- _EXERCISE OBJECTIVE_:
Each line of the material must be returned exactly.

Recorded data
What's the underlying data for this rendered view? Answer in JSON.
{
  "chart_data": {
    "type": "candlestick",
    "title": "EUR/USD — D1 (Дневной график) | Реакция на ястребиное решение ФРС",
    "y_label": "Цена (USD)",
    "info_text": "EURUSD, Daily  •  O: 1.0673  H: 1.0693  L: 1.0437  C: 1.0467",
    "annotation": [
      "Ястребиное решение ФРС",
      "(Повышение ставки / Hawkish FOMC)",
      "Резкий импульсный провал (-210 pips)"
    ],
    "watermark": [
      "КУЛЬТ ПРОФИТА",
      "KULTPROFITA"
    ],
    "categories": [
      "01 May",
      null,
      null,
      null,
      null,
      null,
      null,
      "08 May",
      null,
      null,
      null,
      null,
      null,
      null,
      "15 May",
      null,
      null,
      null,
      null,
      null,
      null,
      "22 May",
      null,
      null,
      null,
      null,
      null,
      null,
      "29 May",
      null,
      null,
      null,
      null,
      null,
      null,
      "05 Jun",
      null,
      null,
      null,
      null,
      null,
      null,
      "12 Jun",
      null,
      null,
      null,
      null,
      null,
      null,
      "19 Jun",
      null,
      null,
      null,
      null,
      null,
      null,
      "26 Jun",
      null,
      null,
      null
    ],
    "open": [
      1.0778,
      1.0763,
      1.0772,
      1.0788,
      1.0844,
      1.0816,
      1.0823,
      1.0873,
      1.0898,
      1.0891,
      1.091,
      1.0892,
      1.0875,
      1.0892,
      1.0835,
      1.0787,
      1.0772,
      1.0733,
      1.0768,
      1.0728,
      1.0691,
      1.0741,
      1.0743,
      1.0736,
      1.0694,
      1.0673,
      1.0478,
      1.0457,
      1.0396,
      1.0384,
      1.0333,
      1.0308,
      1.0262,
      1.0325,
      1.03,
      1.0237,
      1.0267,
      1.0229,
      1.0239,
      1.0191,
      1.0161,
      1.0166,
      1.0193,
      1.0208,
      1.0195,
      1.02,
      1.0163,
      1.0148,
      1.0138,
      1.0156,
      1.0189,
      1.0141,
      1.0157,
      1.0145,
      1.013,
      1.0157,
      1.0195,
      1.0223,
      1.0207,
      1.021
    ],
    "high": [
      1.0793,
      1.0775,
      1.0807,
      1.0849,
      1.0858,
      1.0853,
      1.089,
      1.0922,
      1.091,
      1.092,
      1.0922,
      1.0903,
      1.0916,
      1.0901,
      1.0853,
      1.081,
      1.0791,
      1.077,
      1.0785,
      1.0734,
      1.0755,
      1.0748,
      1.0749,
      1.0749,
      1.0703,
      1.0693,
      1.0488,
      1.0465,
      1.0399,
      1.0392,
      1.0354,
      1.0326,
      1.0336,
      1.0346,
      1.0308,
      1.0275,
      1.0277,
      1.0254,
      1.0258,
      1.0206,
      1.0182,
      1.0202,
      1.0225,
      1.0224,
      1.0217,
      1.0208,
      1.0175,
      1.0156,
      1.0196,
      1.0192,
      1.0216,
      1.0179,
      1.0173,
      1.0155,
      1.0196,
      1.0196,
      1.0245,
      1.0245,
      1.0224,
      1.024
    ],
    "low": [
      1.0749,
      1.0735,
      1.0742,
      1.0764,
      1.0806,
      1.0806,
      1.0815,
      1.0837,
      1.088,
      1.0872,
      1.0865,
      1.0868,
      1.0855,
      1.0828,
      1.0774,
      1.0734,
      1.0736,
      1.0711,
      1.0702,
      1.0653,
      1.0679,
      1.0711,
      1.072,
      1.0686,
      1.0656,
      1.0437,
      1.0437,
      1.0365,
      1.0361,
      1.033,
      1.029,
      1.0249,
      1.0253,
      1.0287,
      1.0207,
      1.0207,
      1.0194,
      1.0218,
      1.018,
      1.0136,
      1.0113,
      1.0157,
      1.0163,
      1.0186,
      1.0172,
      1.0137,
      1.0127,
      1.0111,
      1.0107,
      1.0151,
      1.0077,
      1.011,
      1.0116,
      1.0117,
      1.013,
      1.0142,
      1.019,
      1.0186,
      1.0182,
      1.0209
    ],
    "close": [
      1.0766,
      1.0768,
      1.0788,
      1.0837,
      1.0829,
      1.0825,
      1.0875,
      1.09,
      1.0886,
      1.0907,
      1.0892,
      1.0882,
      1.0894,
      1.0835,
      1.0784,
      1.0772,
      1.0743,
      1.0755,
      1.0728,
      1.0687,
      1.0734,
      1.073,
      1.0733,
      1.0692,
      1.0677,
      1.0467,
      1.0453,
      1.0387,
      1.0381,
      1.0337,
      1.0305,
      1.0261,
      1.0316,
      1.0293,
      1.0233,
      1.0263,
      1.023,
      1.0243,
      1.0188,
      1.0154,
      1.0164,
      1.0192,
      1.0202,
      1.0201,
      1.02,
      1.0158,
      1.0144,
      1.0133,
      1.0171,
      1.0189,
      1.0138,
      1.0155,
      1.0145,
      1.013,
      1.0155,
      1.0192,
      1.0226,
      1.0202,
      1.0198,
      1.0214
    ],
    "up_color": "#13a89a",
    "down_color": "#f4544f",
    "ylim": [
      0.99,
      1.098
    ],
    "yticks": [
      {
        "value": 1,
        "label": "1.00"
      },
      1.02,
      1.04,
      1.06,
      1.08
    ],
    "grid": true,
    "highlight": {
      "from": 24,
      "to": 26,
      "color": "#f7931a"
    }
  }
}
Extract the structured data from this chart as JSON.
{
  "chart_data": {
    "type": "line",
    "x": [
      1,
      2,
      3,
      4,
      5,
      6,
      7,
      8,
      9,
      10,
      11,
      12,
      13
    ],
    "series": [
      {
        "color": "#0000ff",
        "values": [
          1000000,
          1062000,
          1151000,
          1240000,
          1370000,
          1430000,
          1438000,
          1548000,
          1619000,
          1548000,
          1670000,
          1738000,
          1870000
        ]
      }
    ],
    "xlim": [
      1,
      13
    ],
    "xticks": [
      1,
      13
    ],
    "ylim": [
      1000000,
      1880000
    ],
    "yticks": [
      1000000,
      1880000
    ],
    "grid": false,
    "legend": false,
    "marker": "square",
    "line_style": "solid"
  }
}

- _SOLUTION BELOW_:
What's the underlying data for this rendered view? Answer in JSON.
{
  "chart_data": {
    "type": "candlestick",
    "title": "EUR/USD — D1 (Дневной график) | Реакция на ястребиное решение ФРС",
    "y_label": "Цена (USD)",
    "info_text": "EURUSD, Daily  •  O: 1.0673  H: 1.0693  L: 1.0437  C: 1.0467",
    "annotation": [
      "Ястребиное решение ФРС",
      "(Повышение ставки / Hawkish FOMC)",
      "Резкий импульсный провал (-210 pips)"
    ],
    "watermark": [
      "КУЛЬТ ПРОФИТА",
      "KULTPROFITA"
    ],
    "categories": [
      "01 May",
      null,
      null,
      null,
      null,
      null,
      null,
      "08 May",
      null,
      null,
      null,
      null,
      null,
      null,
      "15 May",
      null,
      null,
      null,
      null,
      null,
      null,
      "22 May",
      null,
      null,
      null,
      null,
      null,
      null,
      "29 May",
      null,
      null,
      null,
      null,
      null,
      null,
      "05 Jun",
      null,
      null,
      null,
      null,
      null,
      null,
      "12 Jun",
      null,
      null,
      null,
      null,
      null,
      null,
      "19 Jun",
      null,
      null,
      null,
      null,
      null,
      null,
      "26 Jun",
      null,
      null,
      null
    ],
    "open": [
      1.0778,
      1.0763,
      1.0772,
      1.0788,
      1.0844,
      1.0816,
      1.0823,
      1.0873,
      1.0898,
      1.0891,
      1.091,
      1.0892,
      1.0875,
      1.0892,
      1.0835,
      1.0787,
      1.0772,
      1.0733,
      1.0768,
      1.0728,
      1.0691,
      1.0741,
      1.0743,
      1.0736,
      1.0694,
      1.0673,
      1.0478,
      1.0457,
      1.0396,
      1.0384,
      1.0333,
      1.0308,
      1.0262,
      1.0325,
      1.03,
      1.0237,
      1.0267,
      1.0229,
      1.0239,
      1.0191,
      1.0161,
      1.0166,
      1.0193,
      1.0208,
      1.0195,
      1.02,
      1.0163,
      1.0148,
      1.0138,
      1.0156,
      1.0189,
      1.0141,
      1.0157,
      1.0145,
      1.013,
      1.0157,
      1.0195,
      1.0223,
      1.0207,
      1.021
    ],
    "high": [
      1.0793,
      1.0775,
      1.0807,
      1.0849,
      1.0858,
      1.0853,
      1.089,
      1.0922,
      1.091,
      1.092,
      1.0922,
      1.0903,
      1.0916,
      1.0901,
      1.0853,
      1.081,
      1.0791,
      1.077,
      1.0785,
      1.0734,
      1.0755,
      1.0748,
      1.0749,
      1.0749,
      1.0703,
      1.0693,
      1.0488,
      1.0465,
      1.0399,
      1.0392,
      1.0354,
      1.0326,
      1.0336,
      1.0346,
      1.0308,
      1.0275,
      1.0277,
      1.0254,
      1.0258,
      1.0206,
      1.0182,
      1.0202,
      1.0225,
      1.0224,
      1.0217,
      1.0208,
      1.0175,
      1.0156,
      1.0196,
      1.0192,
      1.0216,
      1.0179,
      1.0173,
      1.0155,
      1.0196,
      1.0196,
      1.0245,
      1.0245,
      1.0224,
      1.024
    ],
    "low": [
      1.0749,
      1.0735,
      1.0742,
      1.0764,
      1.0806,
      1.0806,
      1.0815,
      1.0837,
      1.088,
      1.0872,
      1.0865,
      1.0868,
      1.0855,
      1.0828,
      1.0774,
      1.0734,
      1.0736,
      1.0711,
      1.0702,
      1.0653,
      1.0679,
      1.0711,
      1.072,
      1.0686,
      1.0656,
      1.0437,
      1.0437,
      1.0365,
      1.0361,
      1.033,
      1.029,
      1.0249,
      1.0253,
      1.0287,
      1.0207,
      1.0207,
      1.0194,
      1.0218,
      1.018,
      1.0136,
      1.0113,
      1.0157,
      1.0163,
      1.0186,
      1.0172,
      1.0137,
      1.0127,
      1.0111,
      1.0107,
      1.0151,
      1.0077,
      1.011,
      1.0116,
      1.0117,
      1.013,
      1.0142,
      1.019,
      1.0186,
      1.0182,
      1.0209
    ],
    "close": [
      1.0766,
      1.0768,
      1.0788,
      1.0837,
      1.0829,
      1.0825,
      1.0875,
      1.09,
      1.0886,
      1.0907,
      1.0892,
      1.0882,
      1.0894,
      1.0835,
      1.0784,
      1.0772,
      1.0743,
      1.0755,
      1.0728,
      1.0687,
      1.0734,
      1.073,
      1.0733,
      1.0692,
      1.0677,
      1.0467,
      1.0453,
      1.0387,
      1.0381,
      1.0337,
      1.0305,
      1.0261,
      1.0316,
      1.0293,
      1.0233,
      1.0263,
      1.023,
      1.0243,
      1.0188,
      1.0154,
      1.0164,
      1.0192,
      1.0202,
      1.0201,
      1.02,
      1.0158,
      1.0144,
      1.0133,
      1.0171,
      1.0189,
      1.0138,
      1.0155,
      1.0145,
      1.013,
      1.0155,
      1.0192,
      1.0226,
      1.0202,
      1.0198,
      1.0214
    ],
    "up_color": "#13a89a",
    "down_color": "#f4544f",
    "ylim": [
      0.99,
      1.098
    ],
    "yticks": [
      {
        "value": 1,
        "label": "1.00"
      },
      1.02,
      1.04,
      1.06,
      1.08
    ],
    "grid": true,
    "highlight": {
      "from": 24,
      "to": 26,
      "color": "#f7931a"
    }
  }
}
Extract the structured data from this chart as JSON.
{
  "chart_data": {
    "type": "line",
    "x": [
      1,
      2,
      3,
      4,
      5,
      6,
      7,
      8,
      9,
      10,
      11,
      12,
      13
    ],
    "series": [
      {
        "color": "#0000ff",
        "values": [
          1000000,
          1062000,
          1151000,
          1240000,
          1370000,
          1430000,
          1438000,
          1548000,
          1619000,
          1548000,
          1670000,
          1738000,
          1870000
        ]
      }
    ],
    "xlim": [
      1,
      13
    ],
    "xticks": [
      1,
      13
    ],
    "ylim": [
      1000000,
      1880000
    ],
    "yticks": [
      1000000,
      1880000
    ],
    "grid": false,
    "legend": false,
    "marker": "square",
    "line_style": "solid"
  }
}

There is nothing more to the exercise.